**EXERCISE AIM**
Filter the listing below, keeping only the lines with the word "image".

┄┄┄┄┄┄┄┄┄┄┄┄┄┄┄┄┄┄┄┄

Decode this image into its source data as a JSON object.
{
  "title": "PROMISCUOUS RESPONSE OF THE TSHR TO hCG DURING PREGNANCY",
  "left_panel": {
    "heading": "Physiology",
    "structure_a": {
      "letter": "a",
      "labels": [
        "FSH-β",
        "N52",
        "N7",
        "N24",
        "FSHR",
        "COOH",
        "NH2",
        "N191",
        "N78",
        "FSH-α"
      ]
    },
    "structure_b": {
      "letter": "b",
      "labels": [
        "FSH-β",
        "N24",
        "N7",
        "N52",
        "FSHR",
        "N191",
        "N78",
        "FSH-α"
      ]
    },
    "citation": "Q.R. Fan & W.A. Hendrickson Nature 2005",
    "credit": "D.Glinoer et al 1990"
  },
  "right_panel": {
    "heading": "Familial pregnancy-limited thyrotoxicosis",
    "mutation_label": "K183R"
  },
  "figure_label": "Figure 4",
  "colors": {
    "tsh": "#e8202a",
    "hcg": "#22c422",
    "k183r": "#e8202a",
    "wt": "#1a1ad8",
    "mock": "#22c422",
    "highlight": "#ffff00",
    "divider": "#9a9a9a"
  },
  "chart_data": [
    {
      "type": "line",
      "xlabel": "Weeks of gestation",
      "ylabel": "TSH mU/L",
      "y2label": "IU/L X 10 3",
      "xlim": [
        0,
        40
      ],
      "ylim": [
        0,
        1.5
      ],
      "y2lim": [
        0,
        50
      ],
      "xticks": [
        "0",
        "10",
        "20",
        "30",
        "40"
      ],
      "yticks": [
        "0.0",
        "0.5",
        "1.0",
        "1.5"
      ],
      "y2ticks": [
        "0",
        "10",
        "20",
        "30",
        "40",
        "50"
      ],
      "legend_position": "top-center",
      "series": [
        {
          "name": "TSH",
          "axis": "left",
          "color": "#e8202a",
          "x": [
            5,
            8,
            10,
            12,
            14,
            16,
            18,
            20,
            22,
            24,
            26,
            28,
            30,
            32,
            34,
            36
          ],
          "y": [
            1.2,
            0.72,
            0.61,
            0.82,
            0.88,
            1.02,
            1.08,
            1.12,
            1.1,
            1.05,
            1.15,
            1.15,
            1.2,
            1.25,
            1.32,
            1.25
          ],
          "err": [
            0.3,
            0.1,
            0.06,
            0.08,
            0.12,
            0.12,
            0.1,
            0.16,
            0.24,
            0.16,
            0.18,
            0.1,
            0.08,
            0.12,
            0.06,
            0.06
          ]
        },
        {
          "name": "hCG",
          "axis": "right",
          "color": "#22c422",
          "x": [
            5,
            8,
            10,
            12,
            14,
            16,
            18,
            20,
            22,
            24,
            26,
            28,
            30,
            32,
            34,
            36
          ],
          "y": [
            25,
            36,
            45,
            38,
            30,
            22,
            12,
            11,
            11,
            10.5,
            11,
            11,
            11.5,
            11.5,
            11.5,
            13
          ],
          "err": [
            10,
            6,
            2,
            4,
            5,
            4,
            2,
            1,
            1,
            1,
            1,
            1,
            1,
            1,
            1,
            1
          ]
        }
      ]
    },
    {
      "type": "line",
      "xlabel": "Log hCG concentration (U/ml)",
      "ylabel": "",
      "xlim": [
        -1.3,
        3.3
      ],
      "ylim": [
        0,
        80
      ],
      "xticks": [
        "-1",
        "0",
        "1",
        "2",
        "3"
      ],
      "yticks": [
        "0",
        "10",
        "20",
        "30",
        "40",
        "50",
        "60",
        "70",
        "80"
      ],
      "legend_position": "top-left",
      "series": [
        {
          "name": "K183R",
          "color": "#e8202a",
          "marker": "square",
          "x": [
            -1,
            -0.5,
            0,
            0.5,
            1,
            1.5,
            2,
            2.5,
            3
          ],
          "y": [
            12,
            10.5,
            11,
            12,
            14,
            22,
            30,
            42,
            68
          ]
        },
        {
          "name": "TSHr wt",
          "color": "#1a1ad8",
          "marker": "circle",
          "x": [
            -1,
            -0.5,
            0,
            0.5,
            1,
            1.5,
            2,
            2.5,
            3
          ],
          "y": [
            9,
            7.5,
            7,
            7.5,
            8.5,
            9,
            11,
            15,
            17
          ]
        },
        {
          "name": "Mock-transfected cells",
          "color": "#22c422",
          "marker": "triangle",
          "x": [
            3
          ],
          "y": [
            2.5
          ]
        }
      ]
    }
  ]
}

┄┄┄┄┄┄┄┄┄┄┄┄┄┄┄┄┄┄┄┄

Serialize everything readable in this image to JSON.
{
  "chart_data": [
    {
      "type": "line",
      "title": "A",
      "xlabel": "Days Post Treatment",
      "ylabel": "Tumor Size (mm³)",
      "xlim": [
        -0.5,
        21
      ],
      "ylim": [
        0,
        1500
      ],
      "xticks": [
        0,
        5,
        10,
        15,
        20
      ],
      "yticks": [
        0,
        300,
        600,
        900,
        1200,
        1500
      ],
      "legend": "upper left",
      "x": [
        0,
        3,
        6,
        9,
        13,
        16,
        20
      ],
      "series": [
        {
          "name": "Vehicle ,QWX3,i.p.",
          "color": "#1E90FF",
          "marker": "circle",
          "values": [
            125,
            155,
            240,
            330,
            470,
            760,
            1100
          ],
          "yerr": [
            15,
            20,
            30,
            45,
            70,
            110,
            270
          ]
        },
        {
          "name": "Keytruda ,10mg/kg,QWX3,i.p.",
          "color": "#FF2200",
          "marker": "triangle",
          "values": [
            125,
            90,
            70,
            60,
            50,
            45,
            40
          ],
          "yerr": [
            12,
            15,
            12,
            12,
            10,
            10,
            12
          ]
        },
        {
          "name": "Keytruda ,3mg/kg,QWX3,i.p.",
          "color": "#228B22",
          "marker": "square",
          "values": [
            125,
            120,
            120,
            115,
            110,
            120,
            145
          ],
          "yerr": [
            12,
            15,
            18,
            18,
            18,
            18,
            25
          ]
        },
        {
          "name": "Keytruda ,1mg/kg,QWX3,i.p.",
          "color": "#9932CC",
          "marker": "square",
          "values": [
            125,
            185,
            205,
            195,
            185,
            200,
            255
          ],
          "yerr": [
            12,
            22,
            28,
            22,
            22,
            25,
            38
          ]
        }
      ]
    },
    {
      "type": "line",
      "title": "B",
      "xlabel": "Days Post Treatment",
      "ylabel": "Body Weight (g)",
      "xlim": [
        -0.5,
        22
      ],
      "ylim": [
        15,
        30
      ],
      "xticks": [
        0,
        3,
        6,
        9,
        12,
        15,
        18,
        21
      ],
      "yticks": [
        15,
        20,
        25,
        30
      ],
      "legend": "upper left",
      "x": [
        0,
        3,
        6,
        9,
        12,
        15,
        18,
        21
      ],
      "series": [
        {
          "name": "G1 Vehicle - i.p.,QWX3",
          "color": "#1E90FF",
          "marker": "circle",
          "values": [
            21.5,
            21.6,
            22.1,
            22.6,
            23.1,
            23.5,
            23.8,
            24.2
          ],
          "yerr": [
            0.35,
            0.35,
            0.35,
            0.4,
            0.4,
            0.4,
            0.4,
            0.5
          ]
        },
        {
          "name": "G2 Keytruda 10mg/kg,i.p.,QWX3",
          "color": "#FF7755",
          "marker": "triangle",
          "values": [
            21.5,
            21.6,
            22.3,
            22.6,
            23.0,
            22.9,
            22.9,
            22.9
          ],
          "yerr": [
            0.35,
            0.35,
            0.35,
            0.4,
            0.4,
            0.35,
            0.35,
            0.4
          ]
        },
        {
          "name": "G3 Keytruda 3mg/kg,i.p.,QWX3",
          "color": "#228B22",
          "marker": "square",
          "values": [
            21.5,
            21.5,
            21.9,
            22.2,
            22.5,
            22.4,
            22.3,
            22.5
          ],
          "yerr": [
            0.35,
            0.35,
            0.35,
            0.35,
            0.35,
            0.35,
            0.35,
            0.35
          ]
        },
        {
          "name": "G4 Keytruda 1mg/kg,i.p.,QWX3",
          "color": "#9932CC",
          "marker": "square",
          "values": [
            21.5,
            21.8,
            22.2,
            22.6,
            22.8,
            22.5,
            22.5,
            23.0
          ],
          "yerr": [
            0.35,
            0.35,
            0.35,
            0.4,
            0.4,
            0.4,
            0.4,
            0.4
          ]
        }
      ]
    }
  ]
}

┄┄┄┄┄┄┄┄┄┄┄┄┄┄┄┄┄┄┄┄

**SOLVED PROBLEM**
Decode this image into its source data as a JSON object.
Serialize everything readable in this image to JSON.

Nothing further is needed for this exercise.